(Extracted data entries)
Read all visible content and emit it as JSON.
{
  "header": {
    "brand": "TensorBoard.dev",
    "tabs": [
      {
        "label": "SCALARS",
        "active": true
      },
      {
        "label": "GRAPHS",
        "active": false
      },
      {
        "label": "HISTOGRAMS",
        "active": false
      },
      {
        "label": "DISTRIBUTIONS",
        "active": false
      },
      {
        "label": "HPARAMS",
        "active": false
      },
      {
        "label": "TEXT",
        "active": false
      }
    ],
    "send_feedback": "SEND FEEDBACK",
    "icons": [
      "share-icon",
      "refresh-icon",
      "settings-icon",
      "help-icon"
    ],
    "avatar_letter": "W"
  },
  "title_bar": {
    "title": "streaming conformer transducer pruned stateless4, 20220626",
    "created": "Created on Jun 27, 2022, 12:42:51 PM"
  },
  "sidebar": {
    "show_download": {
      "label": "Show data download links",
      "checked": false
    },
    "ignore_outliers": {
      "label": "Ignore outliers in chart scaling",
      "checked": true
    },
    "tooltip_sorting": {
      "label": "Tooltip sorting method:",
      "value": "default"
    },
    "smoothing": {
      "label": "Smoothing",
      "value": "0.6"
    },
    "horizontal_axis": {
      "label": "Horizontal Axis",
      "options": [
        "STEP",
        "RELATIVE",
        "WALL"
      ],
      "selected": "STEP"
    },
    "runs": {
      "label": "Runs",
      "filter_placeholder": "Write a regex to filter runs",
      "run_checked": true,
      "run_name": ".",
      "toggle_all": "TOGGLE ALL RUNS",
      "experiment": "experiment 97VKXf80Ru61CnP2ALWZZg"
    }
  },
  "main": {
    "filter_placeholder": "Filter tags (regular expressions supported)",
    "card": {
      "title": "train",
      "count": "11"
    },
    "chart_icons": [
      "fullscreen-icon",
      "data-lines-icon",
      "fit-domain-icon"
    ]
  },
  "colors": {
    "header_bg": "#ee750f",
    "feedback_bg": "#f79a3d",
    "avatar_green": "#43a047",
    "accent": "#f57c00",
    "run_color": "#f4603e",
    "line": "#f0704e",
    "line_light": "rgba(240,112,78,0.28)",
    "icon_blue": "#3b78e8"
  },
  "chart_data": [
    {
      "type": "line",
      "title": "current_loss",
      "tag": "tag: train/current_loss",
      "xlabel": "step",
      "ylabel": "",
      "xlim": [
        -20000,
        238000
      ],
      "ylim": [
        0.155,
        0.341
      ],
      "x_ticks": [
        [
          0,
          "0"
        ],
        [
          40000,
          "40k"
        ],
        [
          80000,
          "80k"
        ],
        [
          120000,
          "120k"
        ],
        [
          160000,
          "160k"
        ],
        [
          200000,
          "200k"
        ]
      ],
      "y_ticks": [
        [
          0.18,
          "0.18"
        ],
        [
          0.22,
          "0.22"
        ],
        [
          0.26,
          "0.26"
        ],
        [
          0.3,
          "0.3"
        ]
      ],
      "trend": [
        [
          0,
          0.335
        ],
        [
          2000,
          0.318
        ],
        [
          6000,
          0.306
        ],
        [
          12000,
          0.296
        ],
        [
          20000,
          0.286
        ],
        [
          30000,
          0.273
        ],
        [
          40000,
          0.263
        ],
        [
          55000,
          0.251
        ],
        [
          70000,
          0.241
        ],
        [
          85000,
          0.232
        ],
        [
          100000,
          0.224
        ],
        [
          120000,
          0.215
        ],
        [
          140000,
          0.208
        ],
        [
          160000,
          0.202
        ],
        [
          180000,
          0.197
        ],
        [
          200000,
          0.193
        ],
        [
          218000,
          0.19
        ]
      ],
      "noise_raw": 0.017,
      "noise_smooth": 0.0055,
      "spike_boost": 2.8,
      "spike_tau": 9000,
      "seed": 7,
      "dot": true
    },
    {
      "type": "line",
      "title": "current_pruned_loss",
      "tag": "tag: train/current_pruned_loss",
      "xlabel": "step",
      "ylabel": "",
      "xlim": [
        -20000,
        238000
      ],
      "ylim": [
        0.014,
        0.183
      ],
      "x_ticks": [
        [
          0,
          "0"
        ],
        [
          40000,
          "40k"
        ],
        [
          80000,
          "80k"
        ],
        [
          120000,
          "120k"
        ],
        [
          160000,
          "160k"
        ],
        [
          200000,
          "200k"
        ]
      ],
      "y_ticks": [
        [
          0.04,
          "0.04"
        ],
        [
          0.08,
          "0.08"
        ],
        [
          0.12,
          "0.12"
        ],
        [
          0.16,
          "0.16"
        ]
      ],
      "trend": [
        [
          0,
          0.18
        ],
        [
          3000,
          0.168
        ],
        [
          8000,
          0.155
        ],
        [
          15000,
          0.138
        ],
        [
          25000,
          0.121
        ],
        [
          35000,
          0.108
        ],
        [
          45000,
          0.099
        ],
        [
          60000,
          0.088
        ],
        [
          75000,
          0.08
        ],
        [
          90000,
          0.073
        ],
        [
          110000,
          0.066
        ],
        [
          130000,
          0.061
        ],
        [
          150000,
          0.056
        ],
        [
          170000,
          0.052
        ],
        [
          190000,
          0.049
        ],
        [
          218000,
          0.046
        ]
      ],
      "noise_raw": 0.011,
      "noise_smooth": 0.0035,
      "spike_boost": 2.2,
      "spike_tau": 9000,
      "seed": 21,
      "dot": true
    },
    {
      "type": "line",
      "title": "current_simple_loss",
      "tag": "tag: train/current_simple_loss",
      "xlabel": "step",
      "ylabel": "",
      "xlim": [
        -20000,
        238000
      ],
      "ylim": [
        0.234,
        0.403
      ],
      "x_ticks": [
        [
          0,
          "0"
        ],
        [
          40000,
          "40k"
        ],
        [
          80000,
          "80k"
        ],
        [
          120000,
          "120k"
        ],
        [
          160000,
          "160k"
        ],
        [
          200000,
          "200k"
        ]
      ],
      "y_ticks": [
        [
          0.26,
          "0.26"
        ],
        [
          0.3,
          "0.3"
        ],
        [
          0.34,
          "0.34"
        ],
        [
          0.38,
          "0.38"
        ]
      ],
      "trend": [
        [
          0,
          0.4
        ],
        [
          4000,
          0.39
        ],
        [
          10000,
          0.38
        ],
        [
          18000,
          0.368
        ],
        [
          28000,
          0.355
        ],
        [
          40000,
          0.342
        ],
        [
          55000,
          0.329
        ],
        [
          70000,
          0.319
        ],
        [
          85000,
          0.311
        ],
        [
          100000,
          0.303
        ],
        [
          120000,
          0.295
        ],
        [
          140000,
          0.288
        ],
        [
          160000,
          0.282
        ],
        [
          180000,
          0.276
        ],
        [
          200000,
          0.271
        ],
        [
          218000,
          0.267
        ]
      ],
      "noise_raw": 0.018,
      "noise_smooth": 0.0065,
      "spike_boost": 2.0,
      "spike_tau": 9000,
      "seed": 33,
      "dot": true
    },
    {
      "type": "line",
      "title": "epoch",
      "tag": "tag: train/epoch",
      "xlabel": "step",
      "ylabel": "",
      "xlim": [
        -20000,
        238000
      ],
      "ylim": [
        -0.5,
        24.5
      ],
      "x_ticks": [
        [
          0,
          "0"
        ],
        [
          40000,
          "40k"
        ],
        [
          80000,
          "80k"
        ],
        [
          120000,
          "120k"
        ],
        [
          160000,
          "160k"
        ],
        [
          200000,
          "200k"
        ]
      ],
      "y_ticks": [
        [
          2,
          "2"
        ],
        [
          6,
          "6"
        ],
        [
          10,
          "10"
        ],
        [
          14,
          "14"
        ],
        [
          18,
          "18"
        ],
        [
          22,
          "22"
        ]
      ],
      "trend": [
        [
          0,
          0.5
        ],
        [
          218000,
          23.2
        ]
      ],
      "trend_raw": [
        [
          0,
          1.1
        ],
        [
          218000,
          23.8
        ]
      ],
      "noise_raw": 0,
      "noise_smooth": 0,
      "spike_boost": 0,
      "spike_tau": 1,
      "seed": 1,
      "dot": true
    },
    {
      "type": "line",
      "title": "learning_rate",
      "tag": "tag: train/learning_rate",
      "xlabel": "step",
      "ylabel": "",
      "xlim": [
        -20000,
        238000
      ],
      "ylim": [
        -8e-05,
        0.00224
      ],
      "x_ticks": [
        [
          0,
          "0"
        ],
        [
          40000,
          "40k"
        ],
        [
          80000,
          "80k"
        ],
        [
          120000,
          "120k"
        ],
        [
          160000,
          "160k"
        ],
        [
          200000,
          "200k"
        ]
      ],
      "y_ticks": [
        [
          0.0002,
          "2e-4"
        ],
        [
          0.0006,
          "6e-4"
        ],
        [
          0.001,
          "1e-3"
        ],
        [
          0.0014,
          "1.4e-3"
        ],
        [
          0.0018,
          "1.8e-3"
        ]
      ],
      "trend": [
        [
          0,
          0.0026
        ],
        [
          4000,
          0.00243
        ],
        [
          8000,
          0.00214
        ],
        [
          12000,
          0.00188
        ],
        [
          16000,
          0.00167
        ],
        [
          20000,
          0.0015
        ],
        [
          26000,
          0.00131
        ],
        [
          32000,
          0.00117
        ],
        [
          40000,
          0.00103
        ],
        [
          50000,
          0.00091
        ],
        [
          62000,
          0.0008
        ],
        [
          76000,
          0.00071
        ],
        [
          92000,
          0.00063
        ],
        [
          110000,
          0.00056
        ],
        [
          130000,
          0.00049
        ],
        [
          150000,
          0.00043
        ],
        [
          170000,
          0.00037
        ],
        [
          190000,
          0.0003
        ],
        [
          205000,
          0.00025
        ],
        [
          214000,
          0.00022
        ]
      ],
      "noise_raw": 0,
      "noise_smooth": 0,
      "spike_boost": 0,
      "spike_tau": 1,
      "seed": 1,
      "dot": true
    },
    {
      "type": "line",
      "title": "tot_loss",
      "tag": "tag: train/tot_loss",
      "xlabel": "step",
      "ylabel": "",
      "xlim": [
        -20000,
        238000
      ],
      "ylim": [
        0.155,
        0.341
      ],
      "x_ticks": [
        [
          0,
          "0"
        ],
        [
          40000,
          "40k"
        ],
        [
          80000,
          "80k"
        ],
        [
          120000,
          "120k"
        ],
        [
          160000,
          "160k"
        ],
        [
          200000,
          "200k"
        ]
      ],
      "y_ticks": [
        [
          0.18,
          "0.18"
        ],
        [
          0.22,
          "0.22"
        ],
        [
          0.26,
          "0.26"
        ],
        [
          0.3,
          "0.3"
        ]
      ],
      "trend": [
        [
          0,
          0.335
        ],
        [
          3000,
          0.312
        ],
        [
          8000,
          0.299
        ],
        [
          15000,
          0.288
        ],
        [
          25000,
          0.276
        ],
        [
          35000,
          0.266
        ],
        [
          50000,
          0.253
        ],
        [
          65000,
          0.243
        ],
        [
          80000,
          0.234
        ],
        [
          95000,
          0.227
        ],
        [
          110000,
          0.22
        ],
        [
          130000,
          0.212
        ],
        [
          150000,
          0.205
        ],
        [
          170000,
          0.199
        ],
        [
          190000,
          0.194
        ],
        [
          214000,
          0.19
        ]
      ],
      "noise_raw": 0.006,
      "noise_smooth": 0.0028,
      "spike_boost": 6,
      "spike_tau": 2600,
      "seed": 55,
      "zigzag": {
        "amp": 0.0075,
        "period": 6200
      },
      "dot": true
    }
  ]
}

*What to work on*: Using the listing above, gather each line that holds the string "seed" and copy it.

*Worked answer*:
      "seed": 7,
      "seed": 21,
      "seed": 33,
      "seed": 1,
      "seed": 1,
      "seed": 55,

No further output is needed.